- What you need to do:
Copy out all the records, word for word.

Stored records
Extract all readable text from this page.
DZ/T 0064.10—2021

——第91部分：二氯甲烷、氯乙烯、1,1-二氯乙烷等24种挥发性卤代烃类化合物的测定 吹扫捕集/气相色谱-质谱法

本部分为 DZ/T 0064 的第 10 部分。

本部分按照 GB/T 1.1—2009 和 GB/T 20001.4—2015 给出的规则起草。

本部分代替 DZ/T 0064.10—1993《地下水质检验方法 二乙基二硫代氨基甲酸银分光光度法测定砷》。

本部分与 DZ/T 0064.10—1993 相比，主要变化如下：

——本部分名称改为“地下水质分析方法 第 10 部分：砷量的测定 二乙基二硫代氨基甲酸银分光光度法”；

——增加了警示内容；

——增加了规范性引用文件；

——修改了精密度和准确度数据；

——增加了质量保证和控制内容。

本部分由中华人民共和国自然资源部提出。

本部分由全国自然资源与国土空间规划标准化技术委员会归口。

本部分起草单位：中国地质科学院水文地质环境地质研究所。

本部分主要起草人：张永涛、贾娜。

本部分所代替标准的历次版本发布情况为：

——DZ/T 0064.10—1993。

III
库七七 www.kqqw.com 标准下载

- Final result:
Extract all readable text from this page.
DZ/T 0064.10—2021

——第91部分：二氯甲烷、氯乙烯、1,1-二氯乙烷等24种挥发性卤代烃类化合物的测定 吹扫捕集/气相色谱-质谱法

本部分为 DZ/T 0064 的第 10 部分。

本部分按照 GB/T 1.1—2009 和 GB/T 20001.4—2015 给出的规则起草。

本部分代替 DZ/T 0064.10—1993《地下水质检验方法 二乙基二硫代氨基甲酸银分光光度法测定砷》。

本部分与 DZ/T 0064.10—1993 相比，主要变化如下：

——本部分名称改为“地下水质分析方法 第 10 部分：砷量的测定 二乙基二硫代氨基甲酸银分光光度法”；

——增加了警示内容；

——增加了规范性引用文件；

——修改了精密度和准确度数据；

——增加了质量保证和控制内容。

本部分由中华人民共和国自然资源部提出。

本部分由全国自然资源与国土空间规划标准化技术委员会归口。

本部分起草单位：中国地质科学院水文地质环境地质研究所。

本部分主要起草人：张永涛、贾娜。

本部分所代替标准的历次版本发布情况为：

——DZ/T 0064.10—1993。

III
库七七 www.kqqw.com 标准下载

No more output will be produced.